Challenge:
Entries follow. Set all of them down as they stand.

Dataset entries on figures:
========
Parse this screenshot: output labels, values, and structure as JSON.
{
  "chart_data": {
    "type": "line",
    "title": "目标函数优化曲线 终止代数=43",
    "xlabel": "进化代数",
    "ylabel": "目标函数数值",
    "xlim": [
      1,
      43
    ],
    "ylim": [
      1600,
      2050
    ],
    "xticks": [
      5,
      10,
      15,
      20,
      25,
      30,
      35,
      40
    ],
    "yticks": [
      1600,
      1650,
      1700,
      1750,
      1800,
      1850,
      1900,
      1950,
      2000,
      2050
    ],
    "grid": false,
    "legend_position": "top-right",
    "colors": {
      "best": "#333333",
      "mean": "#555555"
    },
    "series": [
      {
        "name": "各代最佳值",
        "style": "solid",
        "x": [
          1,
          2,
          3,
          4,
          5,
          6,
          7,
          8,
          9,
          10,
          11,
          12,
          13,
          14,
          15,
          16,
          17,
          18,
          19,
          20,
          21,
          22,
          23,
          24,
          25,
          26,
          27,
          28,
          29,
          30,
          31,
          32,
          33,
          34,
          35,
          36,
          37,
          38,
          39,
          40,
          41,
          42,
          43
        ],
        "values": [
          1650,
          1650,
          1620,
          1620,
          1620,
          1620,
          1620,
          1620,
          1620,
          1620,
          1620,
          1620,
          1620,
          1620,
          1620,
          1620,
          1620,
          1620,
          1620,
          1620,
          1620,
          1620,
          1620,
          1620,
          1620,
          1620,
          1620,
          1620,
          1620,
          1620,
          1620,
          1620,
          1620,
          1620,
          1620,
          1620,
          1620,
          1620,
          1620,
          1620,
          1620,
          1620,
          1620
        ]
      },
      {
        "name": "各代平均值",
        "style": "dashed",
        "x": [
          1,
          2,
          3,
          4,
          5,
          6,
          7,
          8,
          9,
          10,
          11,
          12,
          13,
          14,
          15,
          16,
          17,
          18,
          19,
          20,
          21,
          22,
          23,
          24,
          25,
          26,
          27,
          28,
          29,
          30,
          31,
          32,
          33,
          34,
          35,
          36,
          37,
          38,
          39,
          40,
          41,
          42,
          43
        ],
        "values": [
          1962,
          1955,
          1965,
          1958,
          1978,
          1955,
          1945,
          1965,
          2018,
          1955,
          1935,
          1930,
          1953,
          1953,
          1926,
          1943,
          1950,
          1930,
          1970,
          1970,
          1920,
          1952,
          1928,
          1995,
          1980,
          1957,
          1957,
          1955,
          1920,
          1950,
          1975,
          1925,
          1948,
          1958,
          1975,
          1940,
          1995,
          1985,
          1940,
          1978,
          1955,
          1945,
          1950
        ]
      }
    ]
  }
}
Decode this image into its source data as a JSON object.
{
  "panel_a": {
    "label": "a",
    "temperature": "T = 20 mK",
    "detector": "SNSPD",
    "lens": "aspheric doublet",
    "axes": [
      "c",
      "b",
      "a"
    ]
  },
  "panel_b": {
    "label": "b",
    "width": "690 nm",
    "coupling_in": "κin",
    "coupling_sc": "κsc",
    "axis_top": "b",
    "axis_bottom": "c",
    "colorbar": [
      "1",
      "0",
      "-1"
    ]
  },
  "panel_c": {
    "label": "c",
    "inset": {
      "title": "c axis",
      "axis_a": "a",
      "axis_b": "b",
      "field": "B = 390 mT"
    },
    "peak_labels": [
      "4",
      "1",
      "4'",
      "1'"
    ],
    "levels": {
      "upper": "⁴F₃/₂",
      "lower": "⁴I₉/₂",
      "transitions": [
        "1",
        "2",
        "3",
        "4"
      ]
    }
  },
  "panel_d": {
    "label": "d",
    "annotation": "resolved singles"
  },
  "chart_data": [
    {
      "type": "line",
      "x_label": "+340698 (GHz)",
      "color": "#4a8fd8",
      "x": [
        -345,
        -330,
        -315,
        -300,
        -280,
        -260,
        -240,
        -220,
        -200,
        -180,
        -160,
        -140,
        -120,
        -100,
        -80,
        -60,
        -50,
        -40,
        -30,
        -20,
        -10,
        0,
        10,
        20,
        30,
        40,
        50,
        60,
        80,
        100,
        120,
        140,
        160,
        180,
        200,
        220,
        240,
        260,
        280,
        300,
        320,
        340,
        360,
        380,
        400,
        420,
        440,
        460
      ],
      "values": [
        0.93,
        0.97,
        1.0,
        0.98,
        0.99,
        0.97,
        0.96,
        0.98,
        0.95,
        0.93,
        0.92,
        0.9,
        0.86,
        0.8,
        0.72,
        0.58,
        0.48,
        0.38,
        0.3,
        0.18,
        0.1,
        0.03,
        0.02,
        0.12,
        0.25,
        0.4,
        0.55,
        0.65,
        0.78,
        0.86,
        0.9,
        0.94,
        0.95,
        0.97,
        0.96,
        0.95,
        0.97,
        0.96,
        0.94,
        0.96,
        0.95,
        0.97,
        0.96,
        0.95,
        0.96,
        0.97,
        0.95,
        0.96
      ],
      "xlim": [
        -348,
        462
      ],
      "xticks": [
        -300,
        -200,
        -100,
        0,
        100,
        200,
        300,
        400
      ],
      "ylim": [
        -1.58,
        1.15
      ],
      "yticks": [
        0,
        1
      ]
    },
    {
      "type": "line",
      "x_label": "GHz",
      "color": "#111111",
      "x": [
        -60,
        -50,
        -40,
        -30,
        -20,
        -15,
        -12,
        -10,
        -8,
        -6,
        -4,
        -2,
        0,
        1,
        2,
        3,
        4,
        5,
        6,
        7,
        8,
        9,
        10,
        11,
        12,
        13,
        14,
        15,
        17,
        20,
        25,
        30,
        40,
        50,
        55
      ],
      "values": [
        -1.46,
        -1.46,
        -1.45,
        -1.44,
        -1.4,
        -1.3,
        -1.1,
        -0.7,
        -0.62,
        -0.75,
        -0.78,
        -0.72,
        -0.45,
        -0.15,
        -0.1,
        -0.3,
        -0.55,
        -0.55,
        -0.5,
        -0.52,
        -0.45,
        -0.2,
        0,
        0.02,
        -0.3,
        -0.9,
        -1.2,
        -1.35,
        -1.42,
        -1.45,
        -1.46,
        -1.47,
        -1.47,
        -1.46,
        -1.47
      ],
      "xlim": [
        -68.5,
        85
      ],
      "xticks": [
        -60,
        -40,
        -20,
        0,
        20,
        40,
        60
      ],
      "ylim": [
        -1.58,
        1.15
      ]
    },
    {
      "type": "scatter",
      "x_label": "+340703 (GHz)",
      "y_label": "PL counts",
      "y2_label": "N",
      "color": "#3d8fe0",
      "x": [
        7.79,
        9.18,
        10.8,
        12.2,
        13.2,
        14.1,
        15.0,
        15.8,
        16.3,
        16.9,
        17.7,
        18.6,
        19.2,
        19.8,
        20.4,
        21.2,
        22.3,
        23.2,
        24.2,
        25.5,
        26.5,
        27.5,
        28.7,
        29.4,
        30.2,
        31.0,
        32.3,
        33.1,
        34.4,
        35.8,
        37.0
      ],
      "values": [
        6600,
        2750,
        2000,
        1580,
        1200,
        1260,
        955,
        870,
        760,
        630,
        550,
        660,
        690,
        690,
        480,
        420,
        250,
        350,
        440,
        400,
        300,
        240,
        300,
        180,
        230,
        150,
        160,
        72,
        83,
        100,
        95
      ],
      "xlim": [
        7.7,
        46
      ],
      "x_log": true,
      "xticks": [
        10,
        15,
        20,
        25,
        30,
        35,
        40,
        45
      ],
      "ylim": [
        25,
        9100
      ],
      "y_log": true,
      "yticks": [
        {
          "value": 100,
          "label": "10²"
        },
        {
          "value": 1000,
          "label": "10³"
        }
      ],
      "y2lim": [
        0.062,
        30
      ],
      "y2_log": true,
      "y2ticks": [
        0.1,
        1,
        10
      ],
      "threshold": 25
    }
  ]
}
========
Result of this exercise:
Parse this screenshot: output labels, values, and structure as JSON.
{
  "chart_data": {
    "type": "line",
    "title": "目标函数优化曲线 终止代数=43",
    "xlabel": "进化代数",
    "ylabel": "目标函数数值",
    "xlim": [
      1,
      43
    ],
    "ylim": [
      1600,
      2050
    ],
    "xticks": [
      5,
      10,
      15,
      20,
      25,
      30,
      35,
      40
    ],
    "yticks": [
      1600,
      1650,
      1700,
      1750,
      1800,
      1850,
      1900,
      1950,
      2000,
      2050
    ],
    "grid": false,
    "legend_position": "top-right",
    "colors": {
      "best": "#333333",
      "mean": "#555555"
    },
    "series": [
      {
        "name": "各代最佳值",
        "style": "solid",
        "x": [
          1,
          2,
          3,
          4,
          5,
          6,
          7,
          8,
          9,
          10,
          11,
          12,
          13,
          14,
          15,
          16,
          17,
          18,
          19,
          20,
          21,
          22,
          23,
          24,
          25,
          26,
          27,
          28,
          29,
          30,
          31,
          32,
          33,
          34,
          35,
          36,
          37,
          38,
          39,
          40,
          41,
          42,
          43
        ],
        "values": [
          1650,
          1650,
          1620,
          1620,
          1620,
          1620,
          1620,
          1620,
          1620,
          1620,
          1620,
          1620,
          1620,
          1620,
          1620,
          1620,
          1620,
          1620,
          1620,
          1620,
          1620,
          1620,
          1620,
          1620,
          1620,
          1620,
          1620,
          1620,
          1620,
          1620,
          1620,
          1620,
          1620,
          1620,
          1620,
          1620,
          1620,
          1620,
          1620,
          1620,
          1620,
          1620,
          1620
        ]
      },
      {
        "name": "各代平均值",
        "style": "dashed",
        "x": [
          1,
          2,
          3,
          4,
          5,
          6,
          7,
          8,
          9,
          10,
          11,
          12,
          13,
          14,
          15,
          16,
          17,
          18,
          19,
          20,
          21,
          22,
          23,
          24,
          25,
          26,
          27,
          28,
          29,
          30,
          31,
          32,
          33,
          34,
          35,
          36,
          37,
          38,
          39,
          40,
          41,
          42,
          43
        ],
        "values": [
          1962,
          1955,
          1965,
          1958,
          1978,
          1955,
          1945,
          1965,
          2018,
          1955,
          1935,
          1930,
          1953,
          1953,
          1926,
          1943,
          1950,
          1930,
          1970,
          1970,
          1920,
          1952,
          1928,
          1995,
          1980,
          1957,
          1957,
          1955,
          1920,
          1950,
          1975,
          1925,
          1948,
          1958,
          1975,
          1940,
          1995,
          1985,
          1940,
          1978,
          1955,
          1945,
          1950
        ]
      }
    ]
  }
}
Decode this image into its source data as a JSON object.
{
  "panel_a": {
    "label": "a",
    "temperature": "T = 20 mK",
    "detector": "SNSPD",
    "lens": "aspheric doublet",
    "axes": [
      "c",
      "b",
      "a"
    ]
  },
  "panel_b": {
    "label": "b",
    "width": "690 nm",
    "coupling_in": "κin",
    "coupling_sc": "κsc",
    "axis_top": "b",
    "axis_bottom": "c",
    "colorbar": [
      "1",
      "0",
      "-1"
    ]
  },
  "panel_c": {
    "label": "c",
    "inset": {
      "title": "c axis",
      "axis_a": "a",
      "axis_b": "b",
      "field": "B = 390 mT"
    },
    "peak_labels": [
      "4",
      "1",
      "4'",
      "1'"
    ],
    "levels": {
      "upper": "⁴F₃/₂",
      "lower": "⁴I₉/₂",
      "transitions": [
        "1",
        "2",
        "3",
        "4"
      ]
    }
  },
  "panel_d": {
    "label": "d",
    "annotation": "resolved singles"
  },
  "chart_data": [
    {
      "type": "line",
      "x_label": "+340698 (GHz)",
      "color": "#4a8fd8",
      "x": [
        -345,
        -330,
        -315,
        -300,
        -280,
        -260,
        -240,
        -220,
        -200,
        -180,
        -160,
        -140,
        -120,
        -100,
        -80,
        -60,
        -50,
        -40,
        -30,
        -20,
        -10,
        0,
        10,
        20,
        30,
        40,
        50,
        60,
        80,
        100,
        120,
        140,
        160,
        180,
        200,
        220,
        240,
        260,
        280,
        300,
        320,
        340,
        360,
        380,
        400,
        420,
        440,
        460
      ],
      "values": [
        0.93,
        0.97,
        1.0,
        0.98,
        0.99,
        0.97,
        0.96,
        0.98,
        0.95,
        0.93,
        0.92,
        0.9,
        0.86,
        0.8,
        0.72,
        0.58,
        0.48,
        0.38,
        0.3,
        0.18,
        0.1,
        0.03,
        0.02,
        0.12,
        0.25,
        0.4,
        0.55,
        0.65,
        0.78,
        0.86,
        0.9,
        0.94,
        0.95,
        0.97,
        0.96,
        0.95,
        0.97,
        0.96,
        0.94,
        0.96,
        0.95,
        0.97,
        0.96,
        0.95,
        0.96,
        0.97,
        0.95,
        0.96
      ],
      "xlim": [
        -348,
        462
      ],
      "xticks": [
        -300,
        -200,
        -100,
        0,
        100,
        200,
        300,
        400
      ],
      "ylim": [
        -1.58,
        1.15
      ],
      "yticks": [
        0,
        1
      ]
    },
    {
      "type": "line",
      "x_label": "GHz",
      "color": "#111111",
      "x": [
        -60,
        -50,
        -40,
        -30,
        -20,
        -15,
        -12,
        -10,
        -8,
        -6,
        -4,
        -2,
        0,
        1,
        2,
        3,
        4,
        5,
        6,
        7,
        8,
        9,
        10,
        11,
        12,
        13,
        14,
        15,
        17,
        20,
        25,
        30,
        40,
        50,
        55
      ],
      "values": [
        -1.46,
        -1.46,
        -1.45,
        -1.44,
        -1.4,
        -1.3,
        -1.1,
        -0.7,
        -0.62,
        -0.75,
        -0.78,
        -0.72,
        -0.45,
        -0.15,
        -0.1,
        -0.3,
        -0.55,
        -0.55,
        -0.5,
        -0.52,
        -0.45,
        -0.2,
        0,
        0.02,
        -0.3,
        -0.9,
        -1.2,
        -1.35,
        -1.42,
        -1.45,
        -1.46,
        -1.47,
        -1.47,
        -1.46,
        -1.47
      ],
      "xlim": [
        -68.5,
        85
      ],
      "xticks": [
        -60,
        -40,
        -20,
        0,
        20,
        40,
        60
      ],
      "ylim": [
        -1.58,
        1.15
      ]
    },
    {
      "type": "scatter",
      "x_label": "+340703 (GHz)",
      "y_label": "PL counts",
      "y2_label": "N",
      "color": "#3d8fe0",
      "x": [
        7.79,
        9.18,
        10.8,
        12.2,
        13.2,
        14.1,
        15.0,
        15.8,
        16.3,
        16.9,
        17.7,
        18.6,
        19.2,
        19.8,
        20.4,
        21.2,
        22.3,
        23.2,
        24.2,
        25.5,
        26.5,
        27.5,
        28.7,
        29.4,
        30.2,
        31.0,
        32.3,
        33.1,
        34.4,
        35.8,
        37.0
      ],
      "values": [
        6600,
        2750,
        2000,
        1580,
        1200,
        1260,
        955,
        870,
        760,
        630,
        550,
        660,
        690,
        690,
        480,
        420,
        250,
        350,
        440,
        400,
        300,
        240,
        300,
        180,
        230,
        150,
        160,
        72,
        83,
        100,
        95
      ],
      "xlim": [
        7.7,
        46
      ],
      "x_log": true,
      "xticks": [
        10,
        15,
        20,
        25,
        30,
        35,
        40,
        45
      ],
      "ylim": [
        25,
        9100
      ],
      "y_log": true,
      "yticks": [
        {
          "value": 100,
          "label": "10²"
        },
        {
          "value": 1000,
          "label": "10³"
        }
      ],
      "y2lim": [
        0.062,
        30
      ],
      "y2_log": true,
      "y2ticks": [
        0.1,
        1,
        10
      ],
      "threshold": 25
    }
  ]
}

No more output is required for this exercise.